EXTRAIT CHOISI -
Qu’il s’agisse de conflits mondiaux, de changements climatiques ou de concurrence dans l’espace, les États-Unis et le Canada devraient redéfinir ce que la sécurité signifie dans un monde de plus en plus connecté. La question est de savoir comment deux partenaires de longue date peuvent continuer à transformer les défis communs en force collective. 

  

Ce thème était au cœur de la table ronde sur la fortification de l’avenir et les défis en matière de sécurité et de défense en Amérique du Nord qui a eu lieu lors de la troisième édition annuelle du Sommet Canada-États-Unis, organisé par BMO et le groupe Eurasia, et à laquelle ont pris part les panélistes suivants :  

  

  • Cara Abercrombie, ancienne sous-secrétaire adjointe intérimaire à la Politique de défense et ancienne secrétaire adjointe aux Acquisitions de la Défense 

  • Mike Greenley, chef de la direction, MDA Space 

  • Jeff Hanman, vice-président à la direction et chef de la stratégie, Teck Resources 

  • Jane Harman, présidente de la Commission sur la stratégie de la Défense nationale 

  • Marc Gustafson, directeur général de l’analyse, groupe Eurasia (animateur)

OBJECTIF -
Répondez aux questions suivantes d'après l'extrait sur le Sommet Canada-États-Unis ci-dessus :
(a) Par qui le Sommet Canada-États-Unis a-t-il été organisé ?
(b) Quelles fonctions Mike Greenley exerce-t-il ?
(c) Quel panéliste a joué le rôle d'animateur ?

CONTENU DES DONNÉES -
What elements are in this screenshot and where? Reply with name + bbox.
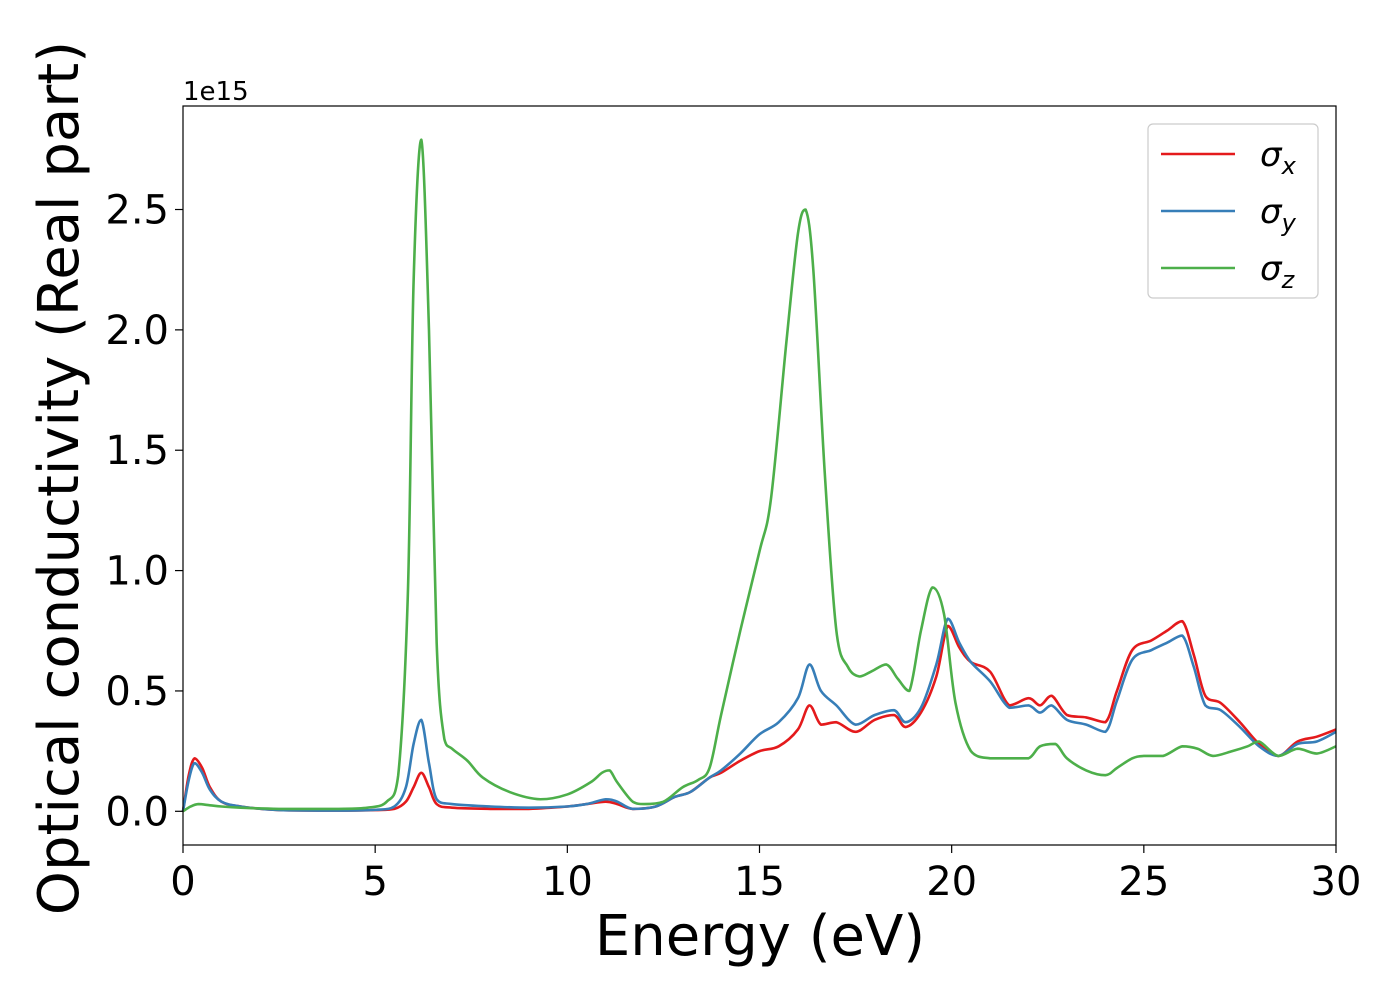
series-line-x <box>181 619 1337 812</box>
x-tick-label: 0 <box>170 859 195 905</box>
x-axis-title: Energy (eV) <box>595 904 925 969</box>
y-tick-label: 1.5 <box>105 428 169 474</box>
x-tick-label: 5 <box>362 859 387 905</box>
x-tick-label: 30 <box>1311 859 1362 905</box>
x-tick-label: 20 <box>926 859 977 905</box>
y-axis-ticks: 0.0 0.5 1.0 1.5 2.0 2.5 <box>105 188 183 835</box>
y-tick-label: 0.5 <box>105 669 169 715</box>
y-tick-label: 0.0 <box>105 789 169 835</box>
x-tick-label: 10 <box>542 859 593 905</box>
x-tick-label: 15 <box>734 859 785 905</box>
y-offset-label: 1e15 <box>183 77 249 107</box>
series-line-y <box>181 617 1337 812</box>
series-line-z <box>182 138 1337 813</box>
series-layer <box>181 138 1337 813</box>
y-tick-label: 2.5 <box>105 188 169 234</box>
y-tick-label: 2.0 <box>105 308 169 354</box>
x-axis-ticks: 0 5 10 15 20 25 30 <box>170 845 1361 905</box>
x-tick-label: 25 <box>1118 859 1169 905</box>
y-tick-label: 1.0 <box>105 549 169 595</box>
y-axis-title: Optical conductivity (Real part) <box>27 41 92 915</box>
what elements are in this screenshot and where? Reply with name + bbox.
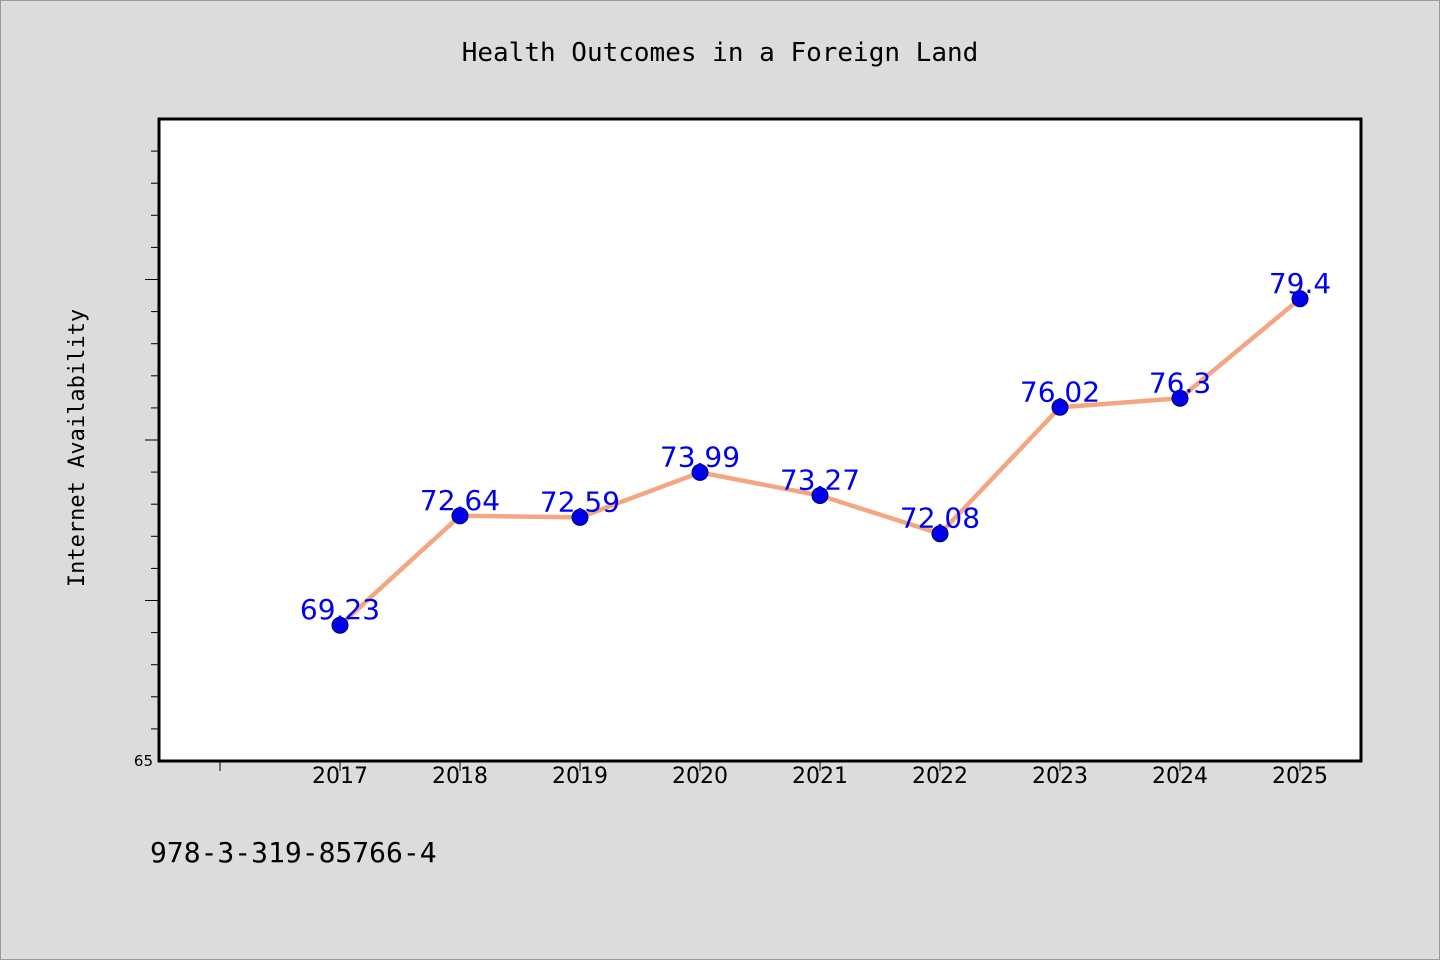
data-labels: 69.23 72.64 72.59 73.99 73.27 72.08 76.02 76.3 7… [300,267,1331,626]
data-label: 76.3 [1149,366,1211,399]
data-point [571,508,589,526]
x-tick-label: 2020 [672,764,728,789]
data-label: 72.59 [540,485,620,518]
y-axis-ticks [145,150,159,730]
x-tick-label: 2018 [432,764,488,789]
x-tick-label: 2022 [912,764,968,789]
x-axis-ticks [219,761,1301,771]
data-point [451,507,469,525]
data-markers [331,290,1309,634]
y-tick-label: 65 [134,752,153,770]
data-point [691,463,709,481]
x-tick-label: 2017 [312,764,368,789]
x-tick-label: 2021 [792,764,848,789]
data-label: 76.02 [1020,375,1100,408]
footer-code: 978-3-319-85766-4 [150,836,437,869]
data-label: 79.4 [1269,267,1331,300]
x-tick-label: 2019 [552,764,608,789]
data-point [1051,398,1069,416]
data-label: 69.23 [300,593,380,626]
data-point [331,616,349,634]
y-axis-label: Internet Availability [65,309,90,587]
chart-title: Health Outcomes in a Foreign Land [462,38,979,68]
data-label: 73.27 [780,464,860,497]
data-point [1171,389,1189,407]
x-tick-label: 2023 [1032,764,1088,789]
data-label: 73.99 [660,440,740,473]
x-tick-label: 2025 [1272,764,1328,789]
data-label: 72.64 [420,484,500,517]
data-point [931,525,949,543]
plot-area [157,117,1363,763]
x-tick-label: 2024 [1152,764,1208,789]
data-point [1291,290,1309,308]
x-axis-tick-labels: 2017 2018 2019 2020 2021 2022 2023 2024 2025 [312,764,1328,789]
data-point [811,487,829,505]
y-axis-tick-labels: 65 [134,752,153,770]
data-label: 72.08 [900,502,980,535]
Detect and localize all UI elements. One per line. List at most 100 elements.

CORRIGÉ -
(a) Par BMO et le groupe Eurasia.
(b) Il est chef de la direction de MDA Space.
(c) Marc Gustafson, directeur général de l'analyse au groupe Eurasia.